Every line with the string "никогда" should be gathered.

Dataset items
◇ ◇ ◇

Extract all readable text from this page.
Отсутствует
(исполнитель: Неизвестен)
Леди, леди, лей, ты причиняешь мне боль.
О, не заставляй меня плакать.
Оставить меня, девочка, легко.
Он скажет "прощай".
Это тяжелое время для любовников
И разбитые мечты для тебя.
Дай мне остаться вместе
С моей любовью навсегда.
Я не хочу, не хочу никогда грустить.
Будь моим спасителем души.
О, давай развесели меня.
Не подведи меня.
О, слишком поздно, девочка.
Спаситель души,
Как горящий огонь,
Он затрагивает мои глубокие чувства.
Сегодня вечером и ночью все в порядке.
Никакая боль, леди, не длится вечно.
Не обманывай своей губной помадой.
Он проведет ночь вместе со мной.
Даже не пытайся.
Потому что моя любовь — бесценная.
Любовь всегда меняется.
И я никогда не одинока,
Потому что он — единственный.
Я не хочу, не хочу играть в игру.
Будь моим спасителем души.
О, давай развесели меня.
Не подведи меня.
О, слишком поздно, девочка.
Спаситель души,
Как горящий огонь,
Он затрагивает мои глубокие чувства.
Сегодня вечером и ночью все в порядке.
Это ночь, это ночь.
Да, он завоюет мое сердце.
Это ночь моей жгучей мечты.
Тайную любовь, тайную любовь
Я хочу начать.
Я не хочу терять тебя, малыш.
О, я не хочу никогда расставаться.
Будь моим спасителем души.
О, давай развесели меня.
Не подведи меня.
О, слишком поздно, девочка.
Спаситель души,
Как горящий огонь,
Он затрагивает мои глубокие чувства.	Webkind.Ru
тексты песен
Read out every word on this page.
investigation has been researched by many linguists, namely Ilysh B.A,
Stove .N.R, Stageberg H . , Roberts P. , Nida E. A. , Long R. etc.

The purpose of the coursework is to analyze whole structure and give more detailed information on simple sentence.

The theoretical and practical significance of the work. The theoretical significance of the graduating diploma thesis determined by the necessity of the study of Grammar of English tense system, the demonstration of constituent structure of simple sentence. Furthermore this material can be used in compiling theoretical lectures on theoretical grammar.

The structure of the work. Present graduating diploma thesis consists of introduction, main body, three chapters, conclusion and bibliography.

◇ ◇ ◇

-- OUTPUT FOR THIS TASK --
Я не хочу, не хочу никогда грустить.
И я никогда не одинока,
О, я не хочу никогда расставаться.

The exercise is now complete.